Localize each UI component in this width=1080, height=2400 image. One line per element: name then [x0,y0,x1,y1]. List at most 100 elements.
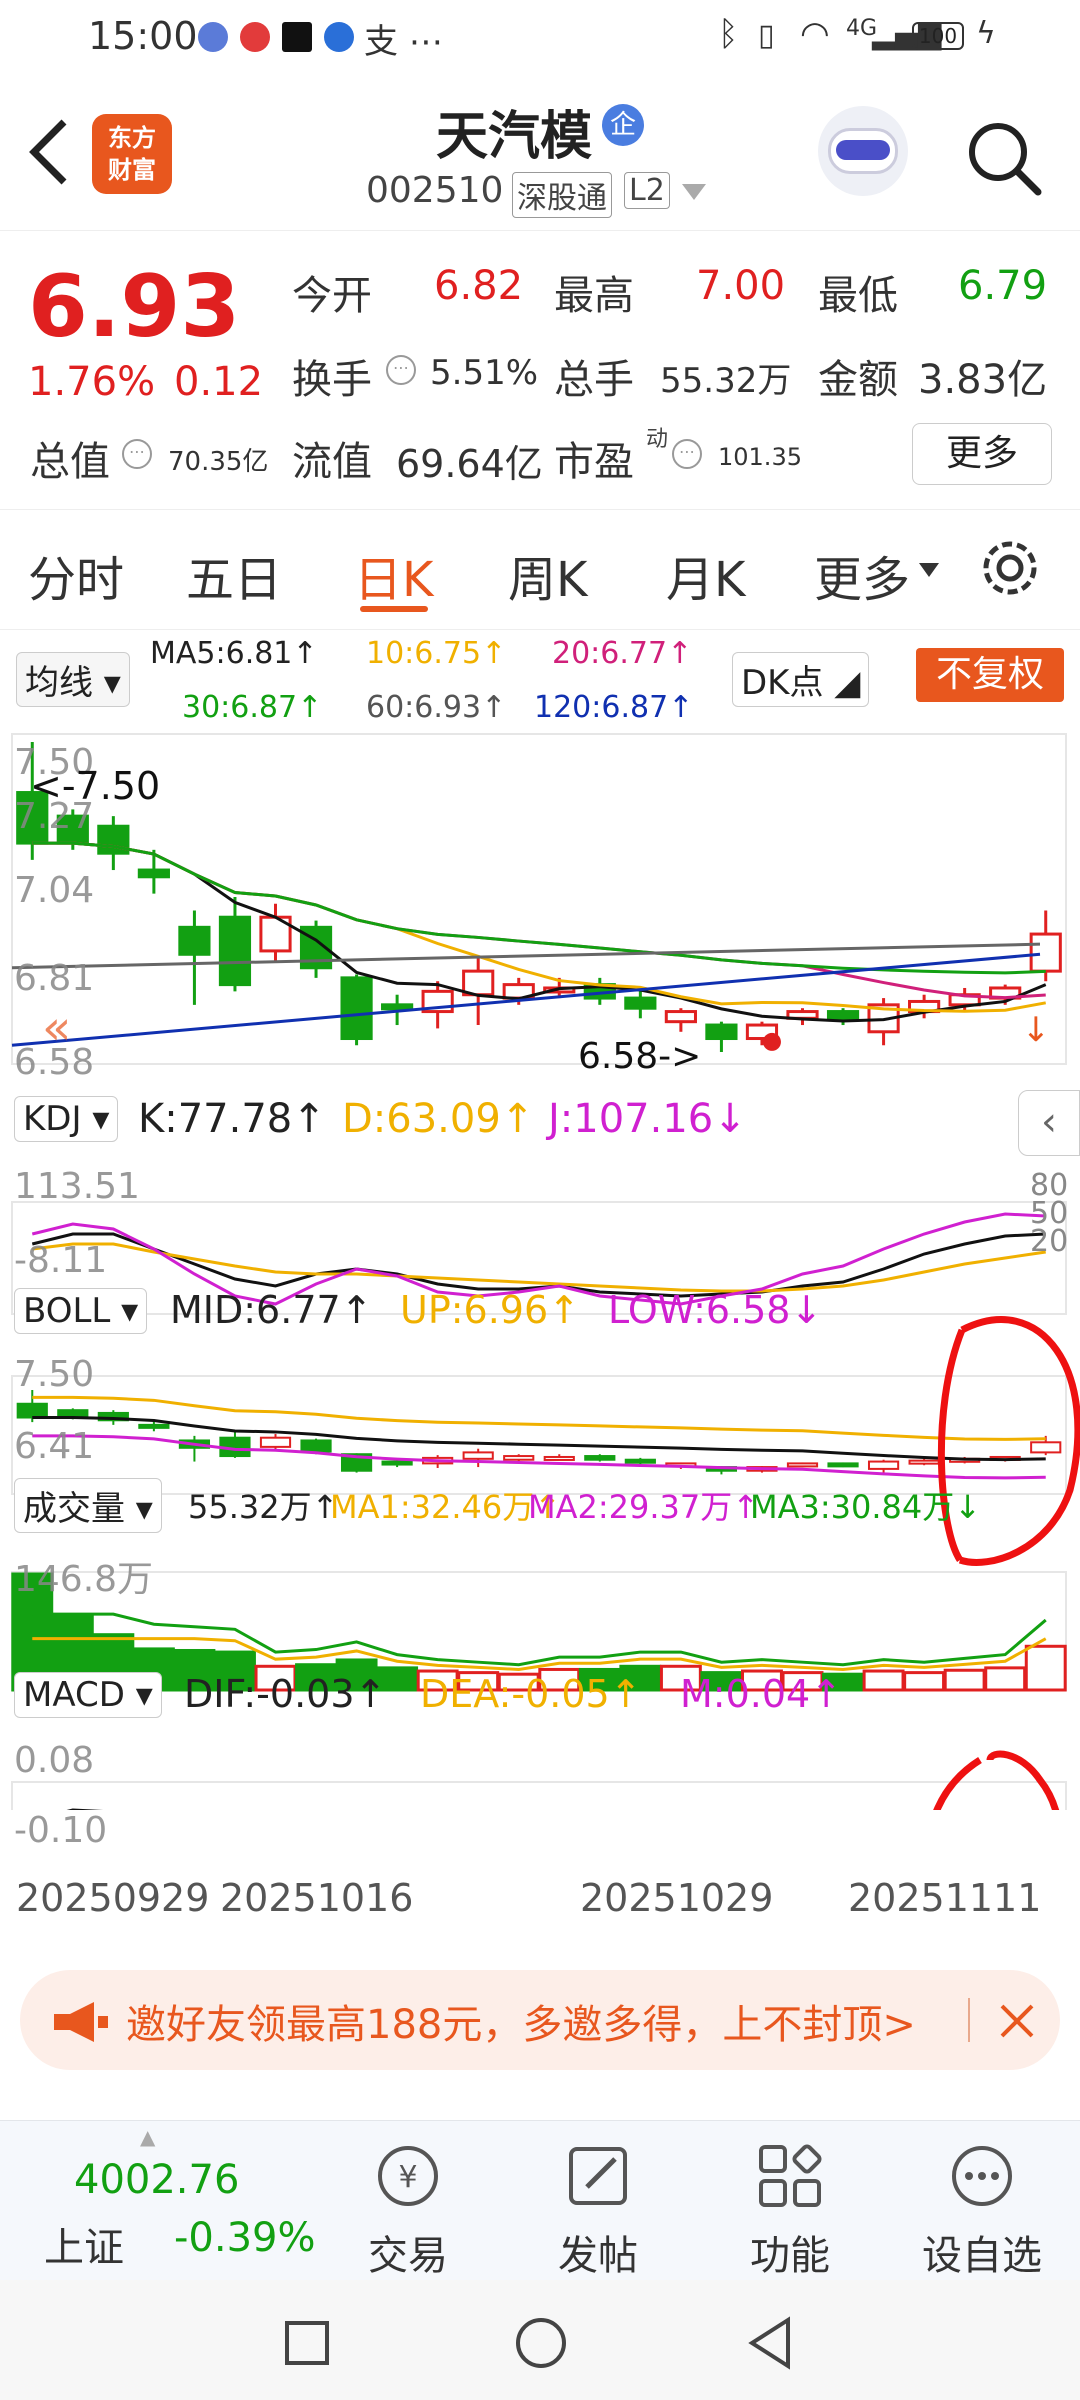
volume-ma3: MA3:30.84万↓ [750,1488,982,1526]
ma120-value: 120:6.87↑ [534,690,694,725]
logo-line1: 东方 [108,124,156,152]
kdj-k-line [31,1232,1046,1298]
boll-selector[interactable]: BOLL ▾ [14,1288,148,1334]
expand-index-icon[interactable]: ▲ [140,2125,155,2149]
collapse-panel-button[interactable]: ‹ [1018,1090,1080,1156]
macd-m: M:0.04↑ [680,1672,843,1716]
index-change[interactable]: -0.39% [174,2215,316,2261]
change-percent: 1.76% [28,359,156,405]
kdj-y-top: 113.51 [14,1166,140,1207]
pe-label: 市盈 [554,439,634,485]
more-dots-icon [952,2146,1012,2206]
vibrate-icon: ▯ [758,18,775,53]
robot-assistant-icon[interactable] [818,106,908,196]
volume-bar [984,1666,1027,1692]
post-label: 发帖 [558,2233,638,2279]
boll-selector-label: BOLL [23,1291,111,1331]
index-value[interactable]: 4002.76 [74,2157,239,2203]
promo-banner[interactable]: 邀好友领最高188元，多邀多得，上不封顶> [20,1970,1060,2070]
music-app-icon [198,22,228,52]
kline-chart[interactable]: 均线 ▾ MA5:6.81↑ 10:6.75↑ 20:6.77↑ 30:6.87… [0,630,1080,1940]
info-icon[interactable]: ⋯ [386,355,416,385]
kdj-d: D:63.09↑ [342,1096,535,1142]
macd-selector[interactable]: MACD ▾ [14,1672,162,1718]
kdj-selector-label: KDJ [23,1099,82,1139]
wifi-icon: ◠ [800,14,830,54]
ma5-value: MA5:6.81↑ [150,636,318,671]
settings-gear-icon[interactable] [978,536,1042,600]
scroll-left-icon[interactable]: « [42,1000,71,1056]
macd-selector-label: MACD [23,1675,125,1715]
home-icon[interactable] [514,2316,568,2370]
high-value: 7.00 [696,263,786,309]
volume-ma1: MA1:32.46万↑ [330,1488,562,1526]
mktcap-value: 70.35亿 [168,447,269,477]
chart-canvas [11,733,1080,1810]
active-tab-indicator [360,606,428,612]
trade-button[interactable]: ¥ 交易 [328,2141,488,2281]
kdj-y-bot: -8.11 [14,1240,108,1281]
ma60-line [11,942,1041,970]
functions-grid-icon [759,2144,822,2207]
ma-selector[interactable]: 均线 ▾ [16,652,130,707]
search-icon[interactable] [964,118,1044,198]
add-watchlist-button[interactable]: 设自选 [902,2141,1062,2281]
close-icon[interactable] [998,2002,1036,2040]
dk-point-button[interactable]: DK点 ◢ [732,652,870,707]
charging-icon: ϟ [976,16,996,51]
low-value: 6.79 [958,263,1048,309]
divider [968,1998,970,2042]
info-icon[interactable]: ⋯ [122,439,152,469]
stock-header: 东方 财富 天汽模 企 002510 深股通 L2 [0,80,1080,230]
boll-y-bot: 6.41 [14,1426,95,1467]
boll-candle-body [462,1451,494,1460]
stock-name[interactable]: 天汽模 [436,94,592,169]
pe-value: 101.35 [718,443,802,471]
candle-body [664,1010,697,1024]
video-app-icon [240,22,270,52]
tab-more[interactable]: 更多 [814,540,910,610]
recent-apps-icon[interactable] [284,2320,330,2366]
more-notifications-icon: 支 ⋯ [364,22,443,62]
ma60-value: 60:6.93↑ [366,690,507,725]
functions-button[interactable]: 功能 [710,2141,870,2281]
y-tick-label: 7.04 [14,870,95,911]
float-label: 流值 [292,439,372,485]
back-icon[interactable] [24,116,72,188]
open-label: 今开 [292,273,372,319]
kdj-selector[interactable]: KDJ ▾ [14,1096,119,1142]
date-label: 20251029 [580,1876,774,1920]
volume-y-top: 146.8万 [14,1559,154,1600]
dk-point-label: DK点 [741,663,824,703]
tab-intraday[interactable]: 分时 [28,540,124,610]
tab-five-day[interactable]: 五日 [186,540,282,610]
back-nav-icon[interactable] [746,2316,794,2370]
mktcap-label: 总值 [30,439,110,485]
post-button[interactable]: 发帖 [518,2141,678,2281]
low-point-dot [762,1032,781,1051]
panel-frame [11,1781,1067,1810]
tab-weekly-k[interactable]: 周K [508,540,587,610]
index-name[interactable]: 上证 [44,2215,124,2273]
dropdown-icon[interactable] [680,182,708,202]
boll-y-top: 7.50 [14,1354,95,1395]
status-time: 15:00 [88,14,198,58]
ma-selector-label: 均线 [25,663,93,703]
more-quote-button[interactable]: 更多 [912,423,1052,485]
candle-body [178,925,211,956]
svg-text:¥: ¥ [398,2160,417,2195]
candle-body [1029,932,1062,973]
info-icon[interactable]: ⋯ [672,439,702,469]
date-label: 20251016 [220,1876,414,1920]
tab-daily-k[interactable]: 日K [354,540,433,610]
no-adjust-button[interactable]: 不复权 [916,648,1064,702]
trade-label: 交易 [368,2233,448,2279]
period-tabs: 分时 五日 日K 周K 月K 更多 [0,510,1080,630]
eastmoney-logo[interactable]: 东方 财富 [92,114,172,194]
tab-monthly-k[interactable]: 月K [666,540,745,610]
candle-body [705,1023,738,1041]
volume-selector[interactable]: 成交量 ▾ [14,1478,162,1533]
boll-mid: MID:6.77↑ [170,1288,373,1332]
kdj-ref-20: 20 [1030,1224,1069,1259]
volume-bar [1024,1644,1067,1692]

▶ [Aim] Rewrite all the entries with every "interactable" changed to "clickable" and everything else kept the same. Leave the pictures out.

▶ [Output for this exercise]
Localize each UI component in this width=1080, height=2400 image. One line per element: name then [x0,y0,x1,y1]. List at most 100 elements.
volume-ma3: MA3:30.84万↓ [750,1488,982,1526]
ma120-value: 120:6.87↑ [534,690,694,725]
logo-line1: 东方 [108,124,156,152]
kdj-k-line [31,1232,1046,1298]
boll-selector[clickable]: BOLL ▾ [14,1288,148,1334]
expand-index-icon[clickable]: ▲ [140,2125,155,2149]
collapse-panel-button[clickable]: ‹ [1018,1090,1080,1156]
macd-m: M:0.04↑ [680,1672,843,1716]
index-change[clickable]: -0.39% [174,2215,316,2261]
change-percent: 1.76% [28,359,156,405]
kdj-y-top: 113.51 [14,1166,140,1207]
pe-label: 市盈 [554,439,634,485]
more-dots-icon [952,2146,1012,2206]
vibrate-icon: ▯ [758,18,775,53]
robot-assistant-icon[clickable] [818,106,908,196]
volume-bar [984,1666,1027,1692]
post-label: 发帖 [558,2233,638,2279]
boll-selector-label: BOLL [23,1291,111,1331]
index-value[clickable]: 4002.76 [74,2157,239,2203]
promo-banner[clickable]: 邀好友领最高188元，多邀多得，上不封顶> [20,1970,1060,2070]
music-app-icon [198,22,228,52]
kline-chart[clickable]: 均线 ▾ MA5:6.81↑ 10:6.75↑ 20:6.77↑ 30:6.87… [0,630,1080,1940]
info-icon[clickable]: ⋯ [386,355,416,385]
kdj-d: D:63.09↑ [342,1096,535,1142]
macd-selector[clickable]: MACD ▾ [14,1672,162,1718]
kdj-selector-label: KDJ [23,1099,82,1139]
wifi-icon: ◠ [800,14,830,54]
ma5-value: MA5:6.81↑ [150,636,318,671]
settings-gear-icon[clickable] [978,536,1042,600]
scroll-left-icon[clickable]: « [42,1000,71,1056]
macd-selector-label: MACD [23,1675,125,1715]
home-icon[clickable] [514,2316,568,2370]
high-value: 7.00 [696,263,786,309]
volume-ma1: MA1:32.46万↑ [330,1488,562,1526]
mktcap-value: 70.35亿 [168,447,269,477]
chart-canvas [11,733,1080,1810]
active-tab-indicator [360,606,428,612]
trade-button[clickable]: ¥ 交易 [328,2141,488,2281]
kdj-y-bot: -8.11 [14,1240,108,1281]
ma60-line [11,942,1041,970]
functions-grid-icon [759,2144,822,2207]
ma-selector[clickable]: 均线 ▾ [16,652,130,707]
search-icon[clickable] [964,118,1044,198]
add-watchlist-button[clickable]: 设自选 [902,2141,1062,2281]
close-icon[clickable] [998,2002,1036,2040]
dk-point-button[clickable]: DK点 ◢ [732,652,870,707]
charging-icon: ϟ [976,16,996,51]
low-value: 6.79 [958,263,1048,309]
divider [968,1998,970,2042]
info-icon[clickable]: ⋯ [122,439,152,469]
stock-header: 东方 财富 天汽模 企 002510 深股通 L2 [0,80,1080,230]
boll-y-bot: 6.41 [14,1426,95,1467]
boll-candle-body [462,1451,494,1460]
stock-name[clickable]: 天汽模 [436,94,592,169]
pe-value: 101.35 [718,443,802,471]
candle-body [664,1010,697,1024]
video-app-icon [240,22,270,52]
tab-more[clickable]: 更多 [814,540,910,610]
recent-apps-icon[clickable] [284,2320,330,2366]
more-notifications-icon: 支 ⋯ [364,22,443,62]
ma60-value: 60:6.93↑ [366,690,507,725]
functions-button[clickable]: 功能 [710,2141,870,2281]
y-tick-label: 7.04 [14,870,95,911]
float-label: 流值 [292,439,372,485]
back-icon[clickable] [24,116,72,188]
open-label: 今开 [292,273,372,319]
kdj-selector[clickable]: KDJ ▾ [14,1096,119,1142]
date-label: 20251029 [580,1876,774,1920]
volume-y-top: 146.8万 [14,1559,154,1600]
dk-point-label: DK点 [741,663,824,703]
tab-intraday[clickable]: 分时 [28,540,124,610]
tab-five-day[clickable]: 五日 [186,540,282,610]
back-nav-icon[clickable] [746,2316,794,2370]
mktcap-label: 总值 [30,439,110,485]
post-button[clickable]: 发帖 [518,2141,678,2281]
low-point-dot [762,1032,781,1051]
panel-frame [11,1781,1067,1810]
tab-weekly-k[clickable]: 周K [508,540,587,610]
index-name[clickable]: 上证 [44,2215,124,2273]
dropdown-icon[clickable] [680,182,708,202]
boll-y-top: 7.50 [14,1354,95,1395]
status-time: 15:00 [88,14,198,58]
ma-selector-label: 均线 [25,663,93,703]
more-quote-button[clickable]: 更多 [912,423,1052,485]
candle-body [178,925,211,956]
svg-text:¥: ¥ [398,2160,417,2195]
candle-body [1029,932,1062,973]
info-icon[clickable]: ⋯ [672,439,702,469]
date-label: 20251016 [220,1876,414,1920]
tab-daily-k[clickable]: 日K [354,540,433,610]
no-adjust-button[clickable]: 不复权 [916,648,1064,702]
trade-label: 交易 [368,2233,448,2279]
period-tabs: 分时 五日 日K 周K 月K 更多 [0,510,1080,630]
eastmoney-logo[clickable]: 东方 财富 [92,114,172,194]
tab-monthly-k[clickable]: 月K [666,540,745,610]
candle-body [705,1023,738,1041]
volume-selector[clickable]: 成交量 ▾ [14,1478,162,1533]
boll-mid: MID:6.77↑ [170,1288,373,1332]
kdj-ref-20: 20 [1030,1224,1069,1259]
volume-bar [1024,1644,1067,1692]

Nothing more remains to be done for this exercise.